TASK GOAL:
Reproduce, without changing anything, the part of the items that opens with the line containing "For every button, label, input, icon, or" and closes with the line containing "table-cell: 0 (441, 126, 468, 145)", both of those lines included. Omit the pictures from your answer.

MATERIAL:
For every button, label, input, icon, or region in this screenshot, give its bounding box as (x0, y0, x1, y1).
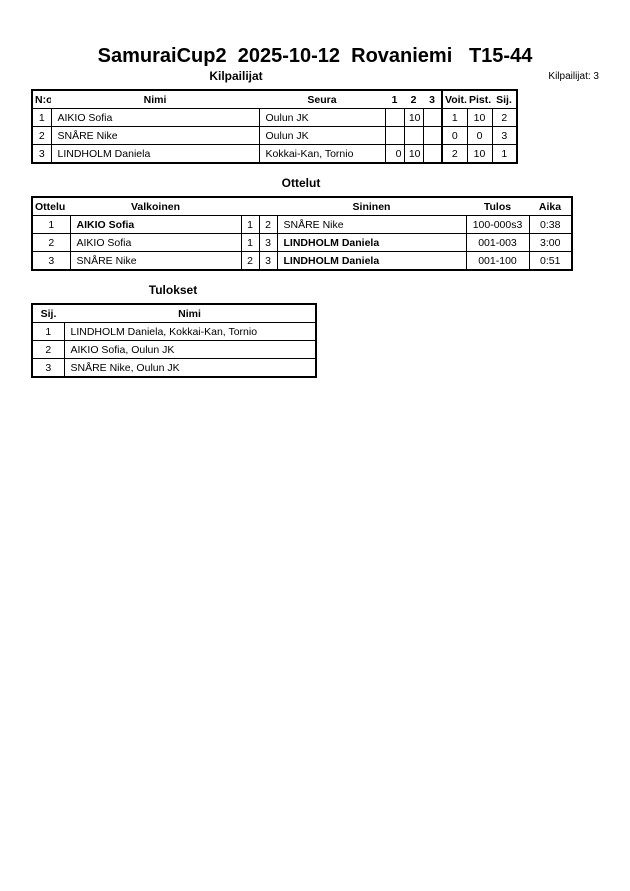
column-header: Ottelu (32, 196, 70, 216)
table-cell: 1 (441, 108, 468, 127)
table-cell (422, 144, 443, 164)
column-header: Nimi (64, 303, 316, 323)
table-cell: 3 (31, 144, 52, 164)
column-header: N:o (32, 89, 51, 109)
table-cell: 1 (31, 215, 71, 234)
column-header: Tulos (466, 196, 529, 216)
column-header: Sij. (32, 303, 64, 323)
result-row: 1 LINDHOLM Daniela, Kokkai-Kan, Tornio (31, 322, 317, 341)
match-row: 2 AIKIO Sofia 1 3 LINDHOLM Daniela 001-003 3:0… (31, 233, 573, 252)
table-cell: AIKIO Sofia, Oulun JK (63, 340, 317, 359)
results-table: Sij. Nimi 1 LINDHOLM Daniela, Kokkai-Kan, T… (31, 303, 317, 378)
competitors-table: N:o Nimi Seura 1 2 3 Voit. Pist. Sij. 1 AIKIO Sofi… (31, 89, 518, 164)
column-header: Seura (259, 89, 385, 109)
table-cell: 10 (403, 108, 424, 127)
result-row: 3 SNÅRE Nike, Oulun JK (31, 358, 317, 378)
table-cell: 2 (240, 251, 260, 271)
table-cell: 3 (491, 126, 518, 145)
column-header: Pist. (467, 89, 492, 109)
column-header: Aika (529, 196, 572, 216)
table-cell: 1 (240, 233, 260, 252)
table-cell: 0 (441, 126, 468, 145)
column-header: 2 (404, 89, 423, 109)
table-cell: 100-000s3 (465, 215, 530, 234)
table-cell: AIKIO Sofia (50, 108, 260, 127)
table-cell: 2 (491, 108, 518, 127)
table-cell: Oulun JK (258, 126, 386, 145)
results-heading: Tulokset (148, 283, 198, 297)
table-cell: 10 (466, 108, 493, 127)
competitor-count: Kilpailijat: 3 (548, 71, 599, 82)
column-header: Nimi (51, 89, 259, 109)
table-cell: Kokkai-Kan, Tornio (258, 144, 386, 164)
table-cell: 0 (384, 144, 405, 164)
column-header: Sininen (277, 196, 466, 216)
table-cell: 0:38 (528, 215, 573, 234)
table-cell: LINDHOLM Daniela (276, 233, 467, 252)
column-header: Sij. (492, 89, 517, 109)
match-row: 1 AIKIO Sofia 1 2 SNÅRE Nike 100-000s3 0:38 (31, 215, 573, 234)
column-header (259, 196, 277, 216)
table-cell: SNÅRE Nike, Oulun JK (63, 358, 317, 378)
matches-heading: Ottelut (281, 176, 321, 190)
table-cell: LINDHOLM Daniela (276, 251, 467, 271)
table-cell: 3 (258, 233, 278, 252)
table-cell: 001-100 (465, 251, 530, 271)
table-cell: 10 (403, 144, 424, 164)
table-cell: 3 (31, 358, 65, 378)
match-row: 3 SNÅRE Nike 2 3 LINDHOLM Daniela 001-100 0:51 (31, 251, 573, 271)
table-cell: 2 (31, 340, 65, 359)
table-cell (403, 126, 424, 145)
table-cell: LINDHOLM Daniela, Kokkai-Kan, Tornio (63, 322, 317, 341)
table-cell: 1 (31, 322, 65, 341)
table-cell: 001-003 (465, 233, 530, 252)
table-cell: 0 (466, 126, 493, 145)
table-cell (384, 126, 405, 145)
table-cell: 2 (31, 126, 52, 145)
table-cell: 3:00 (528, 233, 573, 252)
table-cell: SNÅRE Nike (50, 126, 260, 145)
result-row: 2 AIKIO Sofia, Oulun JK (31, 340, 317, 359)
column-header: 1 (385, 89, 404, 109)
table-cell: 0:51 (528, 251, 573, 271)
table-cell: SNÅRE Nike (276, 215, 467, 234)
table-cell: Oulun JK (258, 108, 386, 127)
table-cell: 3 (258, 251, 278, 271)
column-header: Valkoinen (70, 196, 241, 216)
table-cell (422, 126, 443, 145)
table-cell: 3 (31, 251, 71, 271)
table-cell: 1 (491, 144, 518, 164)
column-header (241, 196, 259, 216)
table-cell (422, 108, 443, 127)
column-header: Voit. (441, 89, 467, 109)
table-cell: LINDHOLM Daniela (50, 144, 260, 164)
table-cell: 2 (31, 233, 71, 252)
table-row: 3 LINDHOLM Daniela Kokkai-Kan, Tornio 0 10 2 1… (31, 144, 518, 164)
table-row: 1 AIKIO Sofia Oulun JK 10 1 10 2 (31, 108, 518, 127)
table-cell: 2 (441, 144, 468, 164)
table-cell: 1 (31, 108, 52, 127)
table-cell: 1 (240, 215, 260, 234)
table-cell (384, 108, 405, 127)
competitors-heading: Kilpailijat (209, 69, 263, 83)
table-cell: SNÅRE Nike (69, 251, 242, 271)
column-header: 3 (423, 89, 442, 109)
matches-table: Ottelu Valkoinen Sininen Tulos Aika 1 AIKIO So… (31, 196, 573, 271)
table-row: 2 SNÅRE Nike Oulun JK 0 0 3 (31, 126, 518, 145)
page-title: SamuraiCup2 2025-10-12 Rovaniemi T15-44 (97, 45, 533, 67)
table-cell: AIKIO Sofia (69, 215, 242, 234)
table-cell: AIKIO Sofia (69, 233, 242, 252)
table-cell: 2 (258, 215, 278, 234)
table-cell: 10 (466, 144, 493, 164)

* * *

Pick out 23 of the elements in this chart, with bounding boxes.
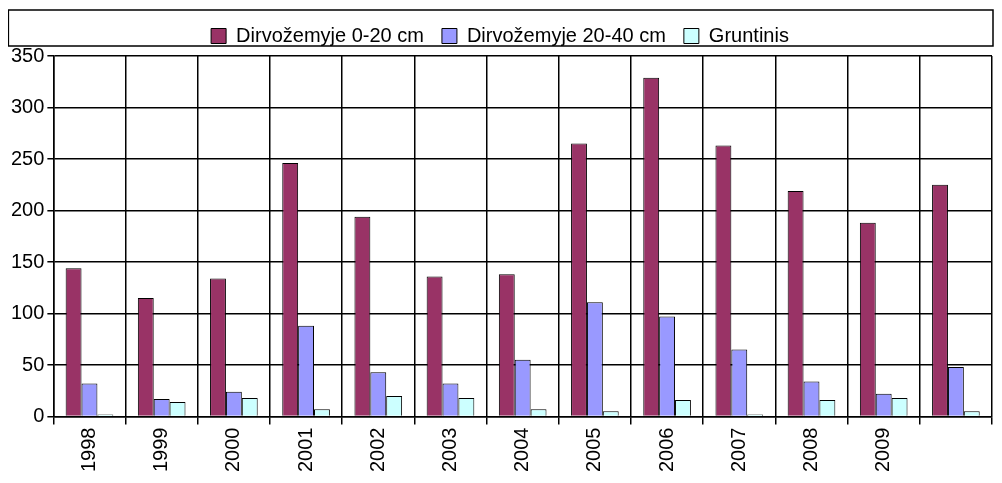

TASK RESPONSE:
For every button, label, input, icon, or region in this screenshot, give its bounding box as (x0, y0, x1, y1).
column-header: Ottelu (32, 196, 70, 216)
table-cell: 1 (441, 108, 468, 127)
table-cell (422, 144, 443, 164)
column-header: Nimi (64, 303, 316, 323)
table-cell: 3 (31, 144, 52, 164)
column-header: N:o (32, 89, 51, 109)
table-cell: 1 (31, 215, 71, 234)
column-header: Tulos (466, 196, 529, 216)
column-header: Sij. (32, 303, 64, 323)
result-row: 1 LINDHOLM Daniela, Kokkai-Kan, Tornio (31, 322, 317, 341)
match-row: 2 AIKIO Sofia 1 3 LINDHOLM Daniela 001-003 3:0… (31, 233, 573, 252)
table-cell: AIKIO Sofia, Oulun JK (63, 340, 317, 359)
results-table: Sij. Nimi 1 LINDHOLM Daniela, Kokkai-Kan, T… (31, 303, 317, 378)
competitors-table: N:o Nimi Seura 1 2 3 Voit. Pist. Sij. 1 AIKIO Sofi… (31, 89, 518, 164)
column-header: Seura (259, 89, 385, 109)
table-cell: 10 (403, 108, 424, 127)
result-row: 3 SNÅRE Nike, Oulun JK (31, 358, 317, 378)
table-cell: 2 (240, 251, 260, 271)
table-cell: 3 (491, 126, 518, 145)
column-header: Pist. (467, 89, 492, 109)
column-header: Aika (529, 196, 572, 216)
table-cell: 1 (240, 233, 260, 252)
table-cell: 0 (441, 126, 468, 145)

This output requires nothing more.